Source data:
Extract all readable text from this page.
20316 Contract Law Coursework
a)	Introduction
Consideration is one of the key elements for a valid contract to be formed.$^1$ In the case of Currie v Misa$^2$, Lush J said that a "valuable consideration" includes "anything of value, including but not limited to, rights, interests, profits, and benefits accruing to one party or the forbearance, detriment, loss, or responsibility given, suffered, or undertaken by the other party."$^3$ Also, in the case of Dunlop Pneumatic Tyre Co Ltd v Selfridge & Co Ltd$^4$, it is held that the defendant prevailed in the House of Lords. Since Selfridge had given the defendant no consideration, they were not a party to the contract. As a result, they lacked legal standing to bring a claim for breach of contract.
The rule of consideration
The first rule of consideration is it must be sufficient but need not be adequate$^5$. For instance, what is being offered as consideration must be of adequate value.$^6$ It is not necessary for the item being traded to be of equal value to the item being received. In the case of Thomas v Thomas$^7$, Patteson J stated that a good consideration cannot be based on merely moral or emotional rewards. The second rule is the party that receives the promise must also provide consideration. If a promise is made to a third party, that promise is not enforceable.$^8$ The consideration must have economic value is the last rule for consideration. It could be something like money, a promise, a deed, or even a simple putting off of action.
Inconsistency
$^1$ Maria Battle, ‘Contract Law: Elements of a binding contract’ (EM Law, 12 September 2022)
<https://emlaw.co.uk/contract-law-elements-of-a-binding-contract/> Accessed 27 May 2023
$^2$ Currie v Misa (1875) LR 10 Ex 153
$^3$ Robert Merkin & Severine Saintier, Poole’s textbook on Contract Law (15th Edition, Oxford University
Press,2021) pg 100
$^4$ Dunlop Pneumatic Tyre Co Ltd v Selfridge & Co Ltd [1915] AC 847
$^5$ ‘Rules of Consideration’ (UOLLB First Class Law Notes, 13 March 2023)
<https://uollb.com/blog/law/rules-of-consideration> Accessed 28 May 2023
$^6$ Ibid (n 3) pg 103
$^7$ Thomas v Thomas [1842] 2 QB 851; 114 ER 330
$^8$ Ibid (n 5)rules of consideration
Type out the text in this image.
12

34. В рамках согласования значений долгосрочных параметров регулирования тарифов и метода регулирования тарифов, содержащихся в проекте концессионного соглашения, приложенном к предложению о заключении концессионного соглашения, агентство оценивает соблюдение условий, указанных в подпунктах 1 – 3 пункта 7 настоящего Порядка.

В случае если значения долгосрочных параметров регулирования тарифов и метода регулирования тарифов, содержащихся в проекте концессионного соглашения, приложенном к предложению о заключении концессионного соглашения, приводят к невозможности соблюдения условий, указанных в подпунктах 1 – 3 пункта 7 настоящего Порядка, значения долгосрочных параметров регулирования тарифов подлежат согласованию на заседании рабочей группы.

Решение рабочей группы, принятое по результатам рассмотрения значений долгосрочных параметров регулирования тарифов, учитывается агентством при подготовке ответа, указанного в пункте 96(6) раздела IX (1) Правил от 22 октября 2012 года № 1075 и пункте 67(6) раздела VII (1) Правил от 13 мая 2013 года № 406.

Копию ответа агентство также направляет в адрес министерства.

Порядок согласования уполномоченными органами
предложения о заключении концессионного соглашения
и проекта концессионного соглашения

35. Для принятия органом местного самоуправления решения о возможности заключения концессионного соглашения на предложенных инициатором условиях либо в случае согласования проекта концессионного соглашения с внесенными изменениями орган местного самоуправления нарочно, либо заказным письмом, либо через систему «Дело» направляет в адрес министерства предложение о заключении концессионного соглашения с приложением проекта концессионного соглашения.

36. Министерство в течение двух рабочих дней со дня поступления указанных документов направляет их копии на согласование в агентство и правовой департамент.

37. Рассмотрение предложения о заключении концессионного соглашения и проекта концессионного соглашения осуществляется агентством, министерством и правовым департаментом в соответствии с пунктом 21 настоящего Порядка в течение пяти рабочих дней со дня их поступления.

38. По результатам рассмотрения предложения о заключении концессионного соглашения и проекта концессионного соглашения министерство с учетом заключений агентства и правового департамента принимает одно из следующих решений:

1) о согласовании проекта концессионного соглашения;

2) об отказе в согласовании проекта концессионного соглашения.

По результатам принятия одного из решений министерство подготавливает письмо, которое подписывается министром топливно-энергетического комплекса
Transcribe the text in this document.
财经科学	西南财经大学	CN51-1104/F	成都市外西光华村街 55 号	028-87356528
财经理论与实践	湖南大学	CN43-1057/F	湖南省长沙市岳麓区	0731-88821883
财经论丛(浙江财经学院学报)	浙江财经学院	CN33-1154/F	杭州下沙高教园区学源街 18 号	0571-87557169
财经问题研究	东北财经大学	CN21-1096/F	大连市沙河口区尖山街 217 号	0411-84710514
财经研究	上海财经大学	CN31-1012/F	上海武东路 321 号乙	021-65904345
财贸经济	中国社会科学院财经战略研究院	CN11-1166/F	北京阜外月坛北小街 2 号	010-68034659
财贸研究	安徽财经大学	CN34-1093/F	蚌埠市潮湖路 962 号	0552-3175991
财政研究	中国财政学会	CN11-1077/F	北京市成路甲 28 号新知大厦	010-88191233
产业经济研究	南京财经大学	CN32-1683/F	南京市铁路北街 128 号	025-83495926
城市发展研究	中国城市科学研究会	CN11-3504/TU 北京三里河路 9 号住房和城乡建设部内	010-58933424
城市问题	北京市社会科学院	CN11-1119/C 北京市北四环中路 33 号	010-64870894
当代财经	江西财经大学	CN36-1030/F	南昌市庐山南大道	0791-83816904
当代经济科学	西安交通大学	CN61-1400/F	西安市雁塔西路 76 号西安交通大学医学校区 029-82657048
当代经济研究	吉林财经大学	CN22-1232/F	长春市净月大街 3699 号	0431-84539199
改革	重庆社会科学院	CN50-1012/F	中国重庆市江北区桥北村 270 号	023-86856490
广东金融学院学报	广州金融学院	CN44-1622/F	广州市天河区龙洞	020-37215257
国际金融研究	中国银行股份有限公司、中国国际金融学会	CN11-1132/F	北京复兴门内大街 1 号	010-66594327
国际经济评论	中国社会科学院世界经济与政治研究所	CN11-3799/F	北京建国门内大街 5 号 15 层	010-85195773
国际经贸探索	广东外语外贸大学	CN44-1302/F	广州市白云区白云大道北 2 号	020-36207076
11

◆ Task brief: For each line in the data above that contains the string "ответа", extract the line.

◆ Solution:
Решение рабочей группы, принятое по результатам рассмотрения значений долгосрочных параметров регулирования тарифов, учитывается агентством при подготовке ответа, указанного в пункте 96(6) раздела IX (1) Правил от 22 октября 2012 года № 1075 и пункте 67(6) раздела VII (1) Правил от 13 мая 2013 года № 406.
Копию ответа агентство также направляет в адрес министерства.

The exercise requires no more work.